__EXERCISE__
Transcribe each record exactly. Include every one.

——

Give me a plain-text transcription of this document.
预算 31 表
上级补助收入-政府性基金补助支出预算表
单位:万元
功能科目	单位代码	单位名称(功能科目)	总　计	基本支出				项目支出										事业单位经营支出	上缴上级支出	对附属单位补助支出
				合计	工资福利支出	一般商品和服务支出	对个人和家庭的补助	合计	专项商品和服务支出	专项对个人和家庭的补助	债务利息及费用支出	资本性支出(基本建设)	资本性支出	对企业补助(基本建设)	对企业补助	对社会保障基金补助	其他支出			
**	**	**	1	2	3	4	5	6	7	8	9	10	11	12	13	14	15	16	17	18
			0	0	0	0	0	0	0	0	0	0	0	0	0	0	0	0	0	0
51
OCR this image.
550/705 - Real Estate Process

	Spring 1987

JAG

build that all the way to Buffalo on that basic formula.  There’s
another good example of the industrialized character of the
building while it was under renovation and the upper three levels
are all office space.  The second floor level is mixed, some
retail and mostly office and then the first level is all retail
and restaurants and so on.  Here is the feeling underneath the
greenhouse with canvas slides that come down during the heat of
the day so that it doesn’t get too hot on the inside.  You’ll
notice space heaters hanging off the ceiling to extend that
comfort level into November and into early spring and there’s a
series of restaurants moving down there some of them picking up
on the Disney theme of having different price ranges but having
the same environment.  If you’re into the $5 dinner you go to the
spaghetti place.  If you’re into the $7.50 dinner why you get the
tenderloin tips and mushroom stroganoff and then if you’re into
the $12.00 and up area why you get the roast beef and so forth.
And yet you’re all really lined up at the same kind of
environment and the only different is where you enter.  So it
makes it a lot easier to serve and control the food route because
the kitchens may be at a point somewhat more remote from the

——

__SOLUTION__
Give me a plain-text transcription of this document.
预算 31 表
上级补助收入-政府性基金补助支出预算表
单位:万元
功能科目	单位代码	单位名称(功能科目)	总　计	基本支出				项目支出										事业单位经营支出	上缴上级支出	对附属单位补助支出
				合计	工资福利支出	一般商品和服务支出	对个人和家庭的补助	合计	专项商品和服务支出	专项对个人和家庭的补助	债务利息及费用支出	资本性支出(基本建设)	资本性支出	对企业补助(基本建设)	对企业补助	对社会保障基金补助	其他支出			
**	**	**	1	2	3	4	5	6	7	8	9	10	11	12	13	14	15	16	17	18
			0	0	0	0	0	0	0	0	0	0	0	0	0	0	0	0	0	0
51
OCR this image.
550/705 - Real Estate Process

	Spring 1987

JAG

build that all the way to Buffalo on that basic formula.  There’s
another good example of the industrialized character of the
building while it was under renovation and the upper three levels
are all office space.  The second floor level is mixed, some
retail and mostly office and then the first level is all retail
and restaurants and so on.  Here is the feeling underneath the
greenhouse with canvas slides that come down during the heat of
the day so that it doesn’t get too hot on the inside.  You’ll
notice space heaters hanging off the ceiling to extend that
comfort level into November and into early spring and there’s a
series of restaurants moving down there some of them picking up
on the Disney theme of having different price ranges but having
the same environment.  If you’re into the $5 dinner you go to the
spaghetti place.  If you’re into the $7.50 dinner why you get the
tenderloin tips and mushroom stroganoff and then if you’re into
the $12.00 and up area why you get the roast beef and so forth.
And yet you’re all really lined up at the same kind of
environment and the only different is where you enter.  So it
makes it a lot easier to serve and control the food route because
the kitchens may be at a point somewhat more remote from the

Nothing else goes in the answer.